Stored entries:
- - - - -

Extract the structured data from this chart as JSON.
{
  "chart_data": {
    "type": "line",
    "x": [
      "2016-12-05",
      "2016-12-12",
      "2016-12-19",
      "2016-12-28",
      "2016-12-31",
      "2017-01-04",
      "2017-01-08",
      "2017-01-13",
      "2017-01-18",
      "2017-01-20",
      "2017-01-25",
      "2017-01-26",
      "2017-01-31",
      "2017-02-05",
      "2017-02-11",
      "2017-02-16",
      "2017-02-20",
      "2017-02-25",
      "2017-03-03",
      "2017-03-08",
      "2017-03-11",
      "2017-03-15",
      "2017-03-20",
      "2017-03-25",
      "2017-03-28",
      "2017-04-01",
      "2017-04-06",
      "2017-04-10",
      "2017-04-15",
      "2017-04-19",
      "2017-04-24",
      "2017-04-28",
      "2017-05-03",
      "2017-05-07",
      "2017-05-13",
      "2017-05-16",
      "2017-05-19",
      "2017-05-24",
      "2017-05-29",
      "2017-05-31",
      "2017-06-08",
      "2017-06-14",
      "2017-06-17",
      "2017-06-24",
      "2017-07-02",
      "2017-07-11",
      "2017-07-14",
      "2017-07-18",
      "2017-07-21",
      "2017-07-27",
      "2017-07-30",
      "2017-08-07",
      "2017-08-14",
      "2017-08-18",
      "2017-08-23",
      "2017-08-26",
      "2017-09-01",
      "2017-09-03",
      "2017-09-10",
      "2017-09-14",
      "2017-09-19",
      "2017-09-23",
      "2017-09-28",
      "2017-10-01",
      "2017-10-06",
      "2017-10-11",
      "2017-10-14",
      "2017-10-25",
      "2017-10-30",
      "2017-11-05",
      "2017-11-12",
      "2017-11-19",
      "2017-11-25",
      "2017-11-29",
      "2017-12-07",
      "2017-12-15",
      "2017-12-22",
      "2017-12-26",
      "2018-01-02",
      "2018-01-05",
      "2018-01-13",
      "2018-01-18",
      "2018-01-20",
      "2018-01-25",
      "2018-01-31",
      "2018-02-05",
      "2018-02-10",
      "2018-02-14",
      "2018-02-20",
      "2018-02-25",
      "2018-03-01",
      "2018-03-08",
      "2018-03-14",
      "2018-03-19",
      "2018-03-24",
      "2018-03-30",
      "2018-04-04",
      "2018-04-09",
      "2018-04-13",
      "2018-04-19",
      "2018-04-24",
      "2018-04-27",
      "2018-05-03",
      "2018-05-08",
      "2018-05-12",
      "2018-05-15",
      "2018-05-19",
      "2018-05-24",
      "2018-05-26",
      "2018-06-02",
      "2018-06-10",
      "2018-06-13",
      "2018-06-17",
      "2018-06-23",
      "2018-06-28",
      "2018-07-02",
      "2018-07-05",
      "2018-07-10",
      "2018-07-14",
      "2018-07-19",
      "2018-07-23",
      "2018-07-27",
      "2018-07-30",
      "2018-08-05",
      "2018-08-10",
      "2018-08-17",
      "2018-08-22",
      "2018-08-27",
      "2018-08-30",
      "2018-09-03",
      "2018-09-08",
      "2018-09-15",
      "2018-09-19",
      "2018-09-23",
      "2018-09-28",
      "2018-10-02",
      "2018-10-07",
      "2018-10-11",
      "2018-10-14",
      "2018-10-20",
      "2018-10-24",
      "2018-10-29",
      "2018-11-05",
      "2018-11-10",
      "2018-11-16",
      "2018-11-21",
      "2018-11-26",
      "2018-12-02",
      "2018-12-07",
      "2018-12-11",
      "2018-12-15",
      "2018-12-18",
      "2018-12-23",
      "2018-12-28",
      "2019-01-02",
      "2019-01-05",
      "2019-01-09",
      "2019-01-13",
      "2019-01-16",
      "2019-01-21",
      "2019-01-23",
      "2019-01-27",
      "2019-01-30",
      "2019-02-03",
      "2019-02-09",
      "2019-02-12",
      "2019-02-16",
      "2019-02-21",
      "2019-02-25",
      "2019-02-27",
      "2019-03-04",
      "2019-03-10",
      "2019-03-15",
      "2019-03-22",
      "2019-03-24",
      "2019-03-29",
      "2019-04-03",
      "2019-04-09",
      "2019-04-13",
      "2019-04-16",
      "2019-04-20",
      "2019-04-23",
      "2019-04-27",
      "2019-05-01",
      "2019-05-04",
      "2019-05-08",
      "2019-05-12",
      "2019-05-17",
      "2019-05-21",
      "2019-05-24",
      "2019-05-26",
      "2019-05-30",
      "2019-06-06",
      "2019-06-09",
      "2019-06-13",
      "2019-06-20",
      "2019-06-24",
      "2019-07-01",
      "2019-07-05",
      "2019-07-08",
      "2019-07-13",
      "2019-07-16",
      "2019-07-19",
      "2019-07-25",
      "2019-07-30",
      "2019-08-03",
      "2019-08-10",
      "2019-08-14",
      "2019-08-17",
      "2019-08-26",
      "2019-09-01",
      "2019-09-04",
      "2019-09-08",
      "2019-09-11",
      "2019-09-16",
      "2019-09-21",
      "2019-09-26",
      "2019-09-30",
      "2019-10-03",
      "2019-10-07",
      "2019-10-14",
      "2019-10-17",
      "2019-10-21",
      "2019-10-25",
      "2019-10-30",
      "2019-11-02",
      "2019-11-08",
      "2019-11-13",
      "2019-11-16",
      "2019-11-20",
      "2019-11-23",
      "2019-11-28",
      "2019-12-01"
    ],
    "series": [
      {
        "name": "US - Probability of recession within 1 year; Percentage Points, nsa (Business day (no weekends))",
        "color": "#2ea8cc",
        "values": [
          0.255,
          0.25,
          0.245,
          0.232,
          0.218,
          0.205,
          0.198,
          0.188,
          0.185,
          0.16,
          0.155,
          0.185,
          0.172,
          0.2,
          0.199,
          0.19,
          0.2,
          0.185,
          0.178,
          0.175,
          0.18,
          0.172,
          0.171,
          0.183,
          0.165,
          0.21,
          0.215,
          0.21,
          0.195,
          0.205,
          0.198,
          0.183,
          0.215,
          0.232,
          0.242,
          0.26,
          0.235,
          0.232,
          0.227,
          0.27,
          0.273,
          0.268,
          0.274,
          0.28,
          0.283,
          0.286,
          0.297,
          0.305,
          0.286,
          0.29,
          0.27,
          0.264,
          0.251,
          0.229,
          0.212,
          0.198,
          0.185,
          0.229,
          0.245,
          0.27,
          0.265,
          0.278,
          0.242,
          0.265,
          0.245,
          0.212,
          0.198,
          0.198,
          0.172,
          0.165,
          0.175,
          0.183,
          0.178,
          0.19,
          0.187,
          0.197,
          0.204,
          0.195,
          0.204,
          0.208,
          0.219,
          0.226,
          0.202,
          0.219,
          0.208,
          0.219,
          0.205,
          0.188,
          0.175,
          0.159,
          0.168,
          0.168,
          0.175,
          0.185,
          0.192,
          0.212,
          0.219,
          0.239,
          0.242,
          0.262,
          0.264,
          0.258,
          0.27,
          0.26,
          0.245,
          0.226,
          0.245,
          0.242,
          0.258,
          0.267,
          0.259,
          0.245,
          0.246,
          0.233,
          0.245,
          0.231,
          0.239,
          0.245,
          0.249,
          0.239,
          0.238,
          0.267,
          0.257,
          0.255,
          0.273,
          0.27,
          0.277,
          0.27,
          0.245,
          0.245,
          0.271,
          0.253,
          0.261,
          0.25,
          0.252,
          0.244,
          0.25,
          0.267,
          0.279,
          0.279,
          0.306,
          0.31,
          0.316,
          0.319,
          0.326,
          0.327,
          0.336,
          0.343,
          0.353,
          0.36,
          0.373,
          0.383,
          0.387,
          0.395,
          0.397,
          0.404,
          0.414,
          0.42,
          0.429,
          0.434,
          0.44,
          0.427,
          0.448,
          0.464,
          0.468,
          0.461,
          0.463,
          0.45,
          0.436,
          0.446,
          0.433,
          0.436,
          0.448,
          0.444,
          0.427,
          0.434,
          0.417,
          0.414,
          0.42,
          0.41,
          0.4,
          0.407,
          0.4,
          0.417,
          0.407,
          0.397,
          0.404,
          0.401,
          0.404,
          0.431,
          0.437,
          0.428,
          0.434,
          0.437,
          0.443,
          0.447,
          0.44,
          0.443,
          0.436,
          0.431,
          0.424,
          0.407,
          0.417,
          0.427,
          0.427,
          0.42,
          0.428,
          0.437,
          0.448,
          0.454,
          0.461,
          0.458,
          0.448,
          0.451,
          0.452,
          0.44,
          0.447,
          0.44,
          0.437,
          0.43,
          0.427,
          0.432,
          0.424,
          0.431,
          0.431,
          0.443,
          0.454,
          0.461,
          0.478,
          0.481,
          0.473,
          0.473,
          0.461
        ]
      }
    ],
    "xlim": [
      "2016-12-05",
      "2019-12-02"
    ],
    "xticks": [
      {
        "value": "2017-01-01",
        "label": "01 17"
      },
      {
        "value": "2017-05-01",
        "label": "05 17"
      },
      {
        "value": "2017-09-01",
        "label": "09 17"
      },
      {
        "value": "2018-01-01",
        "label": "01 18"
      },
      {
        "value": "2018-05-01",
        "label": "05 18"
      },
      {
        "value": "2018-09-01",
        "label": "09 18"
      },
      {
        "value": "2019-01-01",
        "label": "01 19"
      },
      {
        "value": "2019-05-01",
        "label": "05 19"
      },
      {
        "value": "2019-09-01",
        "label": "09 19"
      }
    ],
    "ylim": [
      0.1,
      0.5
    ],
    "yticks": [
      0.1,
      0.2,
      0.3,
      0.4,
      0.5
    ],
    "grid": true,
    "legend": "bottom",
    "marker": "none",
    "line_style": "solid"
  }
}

- - - - -

Filter the listing above by the word "label"; copy each line that passes.

        "label": "01 17"
        "label": "05 17"
        "label": "09 17"
        "label": "01 18"
        "label": "05 18"
        "label": "09 18"
        "label": "01 19"
        "label": "05 19"
        "label": "09 19"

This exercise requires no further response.